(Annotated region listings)
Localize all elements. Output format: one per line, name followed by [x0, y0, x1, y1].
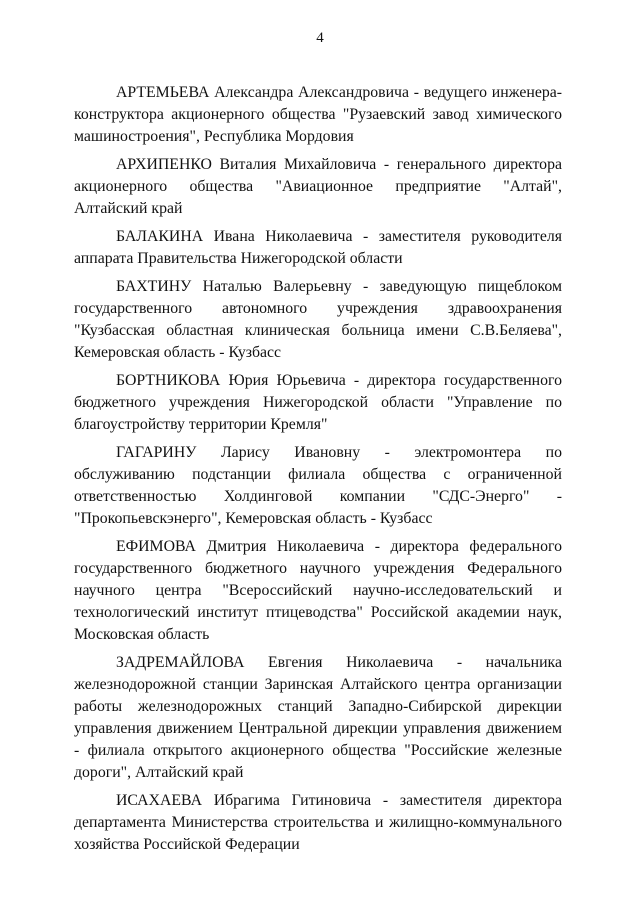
list-item: ИСАХАЕВА Ибрагима Гитиновича - заместителя директора департамента Министерства строительства и жилищно-коммунального хозяйства Российской Федерации [74, 792, 562, 853]
list-item: ГАГАРИНУ Ларису Ивановну - электромонтера по обслуживанию подстанции филиала общества с ограниченной ответственностью Холдинговой компании "СДС-Энерго" - "Прокопьевскэнерго", Кемеровская область - Кузбасс [74, 444, 562, 527]
list-item: ЕФИМОВА Дмитрия Николаевича - директора федерального государственного бюджетного научного учреждения Федерального научного центра "Всероссийский научно-исследовательский и технологический институт птицеводства" Российской академии наук, Московская область [74, 538, 562, 643]
list-item: БАЛАКИНА Ивана Николаевича - заместителя руководителя аппарата Правительства Нижегородской области [74, 228, 562, 267]
list-item: БОРТНИКОВА Юрия Юрьевича - директора государственного бюджетного учреждения Нижегородской области "Управление по благоустройству территории Кремля" [74, 372, 562, 433]
list-item: БАХТИНУ Наталью Валерьевну - заведующую пищеблоком государственного автономного учреждения здравоохранения "Кузбасская областная клиническая больница имени С.В.Беляева", Кемеровская область - Кузбасс [74, 278, 562, 361]
list-item: АРТЕМЬЕВА Александра Александровича - ведущего инженера-конструктора акционерного общества "Рузаевский завод химического машиностроения", Республика Мордовия [74, 84, 562, 145]
page-number: 4 [316, 30, 324, 46]
award-list [74, 82, 562, 862]
list-item: ЗАДРЕМАЙЛОВА Евгения Николаевича - начальника железнодорожной станции Заринская Алтайского центра организации работы железнодорожных станций Западно-Сибирской дирекции управления движением Центральной дирекции управления движением - филиала открытого акционерного общества "Российские железные дороги", Алтайский край [74, 654, 562, 781]
list-item: АРХИПЕНКО Виталия Михайловича - генерального директора акционерного общества "Авиационное предприятие "Алтай", Алтайский край [74, 156, 562, 217]
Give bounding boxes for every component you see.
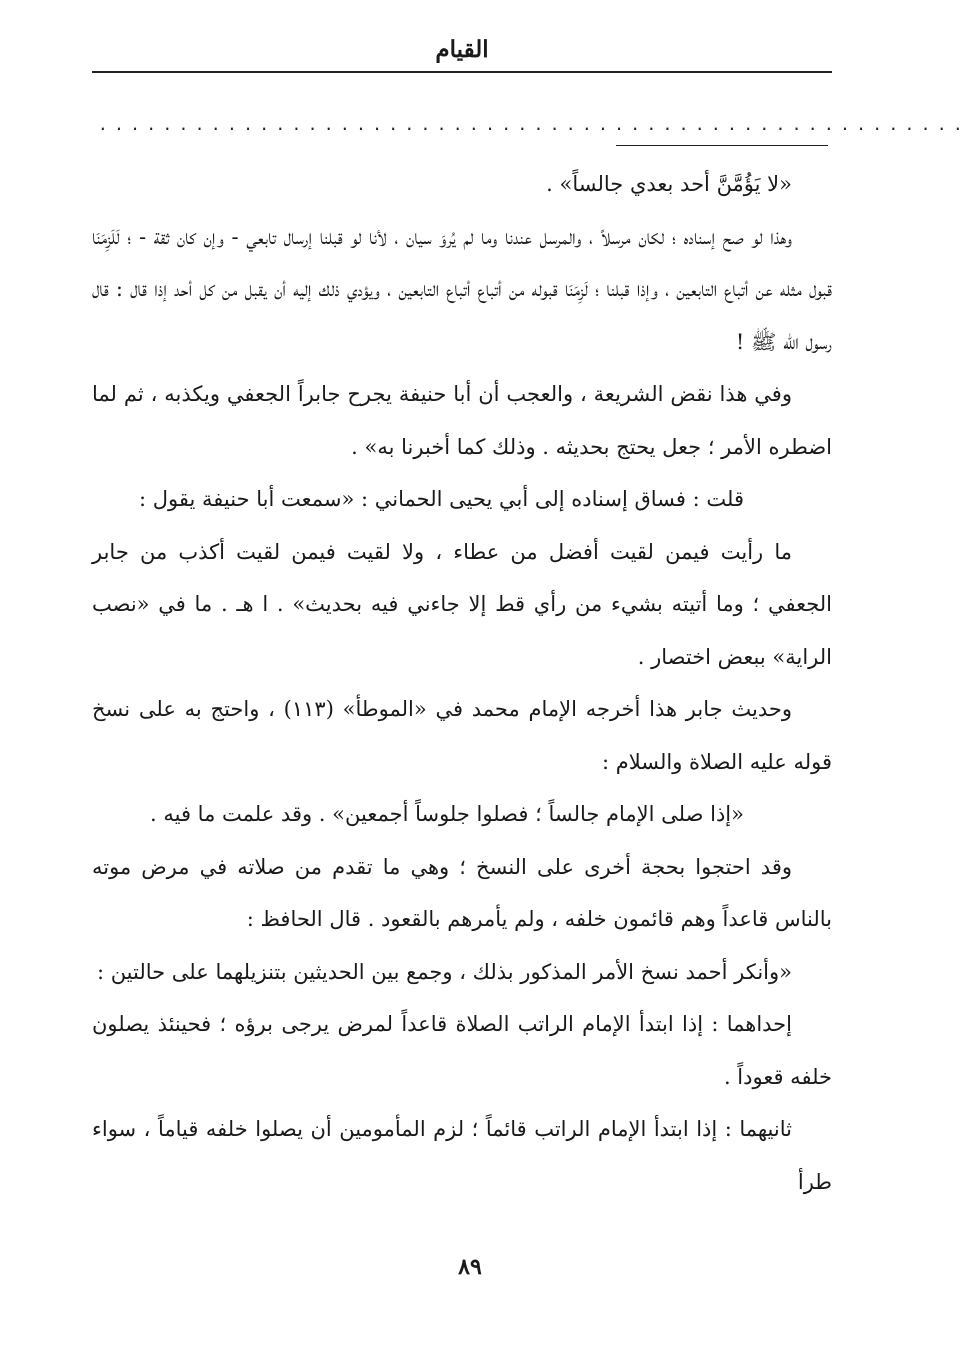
paragraph-isnad: قلت : فساق إسناده إلى أبي يحيى الحماني : «سمعت أبا حنيفة يقول : bbox=[139, 487, 744, 511]
paragraph-second-case: ثانيهما : إذا ابتدأ الإمام الراتب قائماً ؛ لزم المأمومين أن يصلوا خلفه قياماً ، سواء طرأ bbox=[92, 1117, 832, 1194]
paragraph-naskh: وقد احتجوا بحجة أخرى على النسخ ؛ وهي ما تقدم من صلاته في مرض موته بالناس قاعداً وهم قائمون خلفه ، ولم يأمرهم بالقعود . قال الحافظ : bbox=[92, 854, 832, 931]
paragraph-prophet-quote: «إذا صلى الإمام جالساً ؛ فصلوا جلوساً أجمعين» . وقد علمت ما فيه . bbox=[150, 802, 744, 826]
paragraph-ahmad: «وأنكر أحمد نسخ الأمر المذكور بذلك ، وجمع بين الحديثين بتنزيلهما على حالتين : bbox=[96, 959, 792, 984]
paragraph-muwatta: وحديث جابر هذا أخرجه الإمام محمد في «الموطأ» (١١٣) ، واحتج به على نسخ قوله عليه الصلاة والسلام : bbox=[92, 697, 832, 774]
header-rule bbox=[92, 71, 832, 73]
paragraph-first-case: إحداهما : إذا ابتدأ الإمام الراتب الصلاة قاعداً لمرض يرجى برؤه ؛ فحينئذ يصلون خلفه قعوداً . bbox=[92, 1012, 832, 1089]
paragraph-abu-hanifa: وفي هذا نقض الشريعة ، والعجب أن أبا حنيفة يجرح جابراً الجعفي ويكذبه ، ثم لما اضطره الأمر ؛ جعل يحتج بحديثه . وذلك كما أخبرنا به» . bbox=[92, 382, 832, 459]
running-head-title: القيام bbox=[435, 36, 489, 63]
paragraph-hadith-quote: «لا يَؤُمَّنَّ أحد بعدي جالساً» . bbox=[546, 172, 792, 196]
page-body bbox=[92, 158, 832, 1208]
paragraph-mursal: وهذا لو صح إسناده ؛ لكان مرسلاً ، والمرسل عندنا وما لم يُروَ سيان ، لأنا لو قبلنا إرسال تابعي - وإن كان ثقة - ؛ لَلَزِمَنَا قبول مثله عن أتباع التابعين ، وإذا قبلنا ؛ لَزِمَنَا قبوله من أتباع أتباع التابعين ، ويؤدي ذلك إليه أن يقبل من كل أحد إذا قال : قال رسول الله ﷺ ! bbox=[92, 224, 832, 354]
page-number: ٨٩ bbox=[458, 1254, 482, 1280]
footnote-separator-rule bbox=[616, 145, 828, 146]
dotted-separator: ...................................................... bbox=[98, 115, 969, 134]
paragraph-jabir-quote: ما رأيت فيمن لقيت أفضل من عطاء ، ولا لقيت فيمن لقيت أكذب من جابر الجعفي ؛ وما أتيته بشيء من رأي قط إلا جاءني فيه بحديث» . ا هـ . ما في «نصب الراية» ببعض اختصار . bbox=[92, 539, 832, 669]
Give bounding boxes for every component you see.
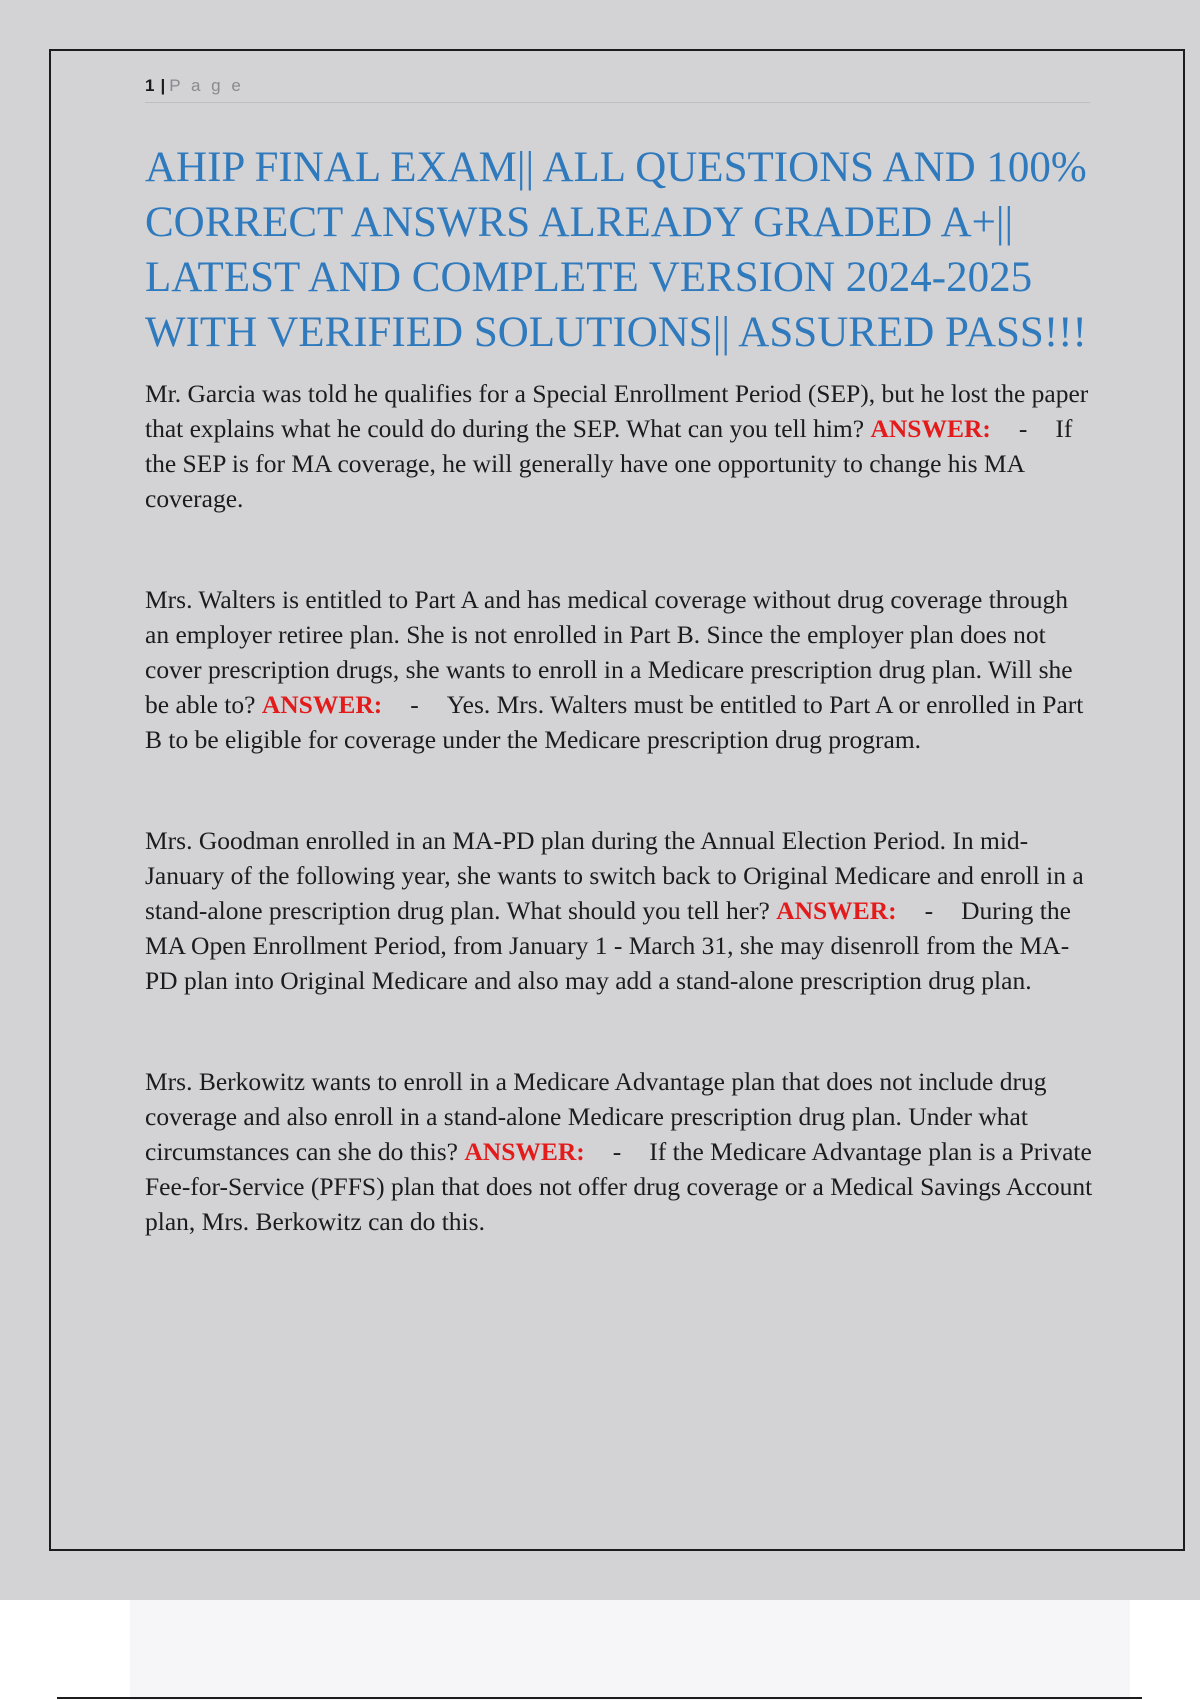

Task details >>
Return every line of the records above word for word, leaving out the pictures.

Task response >>
Localize all elements. Output format: one per line, name followed by [x0, y0, x1, y1].
list-item: ИСАХАЕВА Ибрагима Гитиновича - заместителя директора департамента Министерства строительства и жилищно-коммунального хозяйства Российской Федерации [74, 792, 562, 853]
list-item: ГАГАРИНУ Ларису Ивановну - электромонтера по обслуживанию подстанции филиала общества с ограниченной ответственностью Холдинговой компании "СДС-Энерго" - "Прокопьевскэнерго", Кемеровская область - Кузбасс [74, 444, 562, 527]
list-item: ЕФИМОВА Дмитрия Николаевича - директора федерального государственного бюджетного научного учреждения Федерального научного центра "Всероссийский научно-исследовательский и технологический институт птицеводства" Российской академии наук, Московская область [74, 538, 562, 643]
list-item: БАЛАКИНА Ивана Николаевича - заместителя руководителя аппарата Правительства Нижегородской области [74, 228, 562, 267]
list-item: БОРТНИКОВА Юрия Юрьевича - директора государственного бюджетного учреждения Нижегородской области "Управление по благоустройству территории Кремля" [74, 372, 562, 433]
list-item: БАХТИНУ Наталью Валерьевну - заведующую пищеблоком государственного автономного учреждения здравоохранения "Кузбасская областная клиническая больница имени С.В.Беляева", Кемеровская область - Кузбасс [74, 278, 562, 361]
list-item: АРТЕМЬЕВА Александра Александровича - ведущего инженера-конструктора акционерного общества "Рузаевский завод химического машиностроения", Республика Мордовия [74, 84, 562, 145]
page-number: 4 [316, 30, 324, 46]
award-list [74, 82, 562, 862]
list-item: ЗАДРЕМАЙЛОВА Евгения Николаевича - начальника железнодорожной станции Заринская Алтайского центра организации работы железнодорожных станций Западно-Сибирской дирекции управления движением Центральной дирекции управления движением - филиала открытого акционерного общества "Российские железные дороги", Алтайский край [74, 654, 562, 781]
list-item: АРХИПЕНКО Виталия Михайловича - генерального директора акционерного общества "Авиационное предприятие "Алтай", Алтайский край [74, 156, 562, 217]
Give bounding boxes for every component you see.
paragraph-isnad: قلت : فساق إسناده إلى أبي يحيى الحماني : «سمعت أبا حنيفة يقول : bbox=[139, 487, 744, 511]
paragraph-second-case: ثانيهما : إذا ابتدأ الإمام الراتب قائماً ؛ لزم المأمومين أن يصلوا خلفه قياماً ، سواء طرأ bbox=[92, 1117, 832, 1194]
paragraph-naskh: وقد احتجوا بحجة أخرى على النسخ ؛ وهي ما تقدم من صلاته في مرض موته بالناس قاعداً وهم قائمون خلفه ، ولم يأمرهم بالقعود . قال الحافظ : bbox=[92, 854, 832, 931]
paragraph-prophet-quote: «إذا صلى الإمام جالساً ؛ فصلوا جلوساً أجمعين» . وقد علمت ما فيه . bbox=[150, 802, 744, 826]
paragraph-ahmad: «وأنكر أحمد نسخ الأمر المذكور بذلك ، وجمع بين الحديثين بتنزيلهما على حالتين : bbox=[96, 959, 792, 984]
paragraph-muwatta: وحديث جابر هذا أخرجه الإمام محمد في «الموطأ» (١١٣) ، واحتج به على نسخ قوله عليه الصلاة والسلام : bbox=[92, 697, 832, 774]
header-rule bbox=[92, 71, 832, 73]
paragraph-first-case: إحداهما : إذا ابتدأ الإمام الراتب الصلاة قاعداً لمرض يرجى برؤه ؛ فحينئذ يصلون خلفه قعوداً . bbox=[92, 1012, 832, 1089]
paragraph-abu-hanifa: وفي هذا نقض الشريعة ، والعجب أن أبا حنيفة يجرح جابراً الجعفي ويكذبه ، ثم لما اضطره الأمر ؛ جعل يحتج بحديثه . وذلك كما أخبرنا به» . bbox=[92, 382, 832, 459]
running-head-title: القيام bbox=[435, 36, 489, 63]
paragraph-hadith-quote: «لا يَؤُمَّنَّ أحد بعدي جالساً» . bbox=[546, 172, 792, 196]
page-body bbox=[92, 158, 832, 1208]
paragraph-mursal: وهذا لو صح إسناده ؛ لكان مرسلاً ، والمرسل عندنا وما لم يُروَ سيان ، لأنا لو قبلنا إرسال تابعي - وإن كان ثقة - ؛ لَلَزِمَنَا قبول مثله عن أتباع التابعين ، وإذا قبلنا ؛ لَزِمَنَا قبوله من أتباع أتباع التابعين ، ويؤدي ذلك إليه أن يقبل من كل أحد إذا قال : قال رسول الله ﷺ ! bbox=[92, 224, 832, 354]
page-number: ٨٩ bbox=[458, 1254, 482, 1280]
footnote-separator-rule bbox=[616, 145, 828, 146]
dotted-separator: ...................................................... bbox=[98, 115, 969, 134]
paragraph-jabir-quote: ما رأيت فيمن لقيت أفضل من عطاء ، ولا لقيت فيمن لقيت أكذب من جابر الجعفي ؛ وما أتيته بشيء من رأي قط إلا جاءني فيه بحديث» . ا هـ . ما في «نصب الراية» ببعض اختصار . bbox=[92, 539, 832, 669]
Give bounding boxes for every component you see.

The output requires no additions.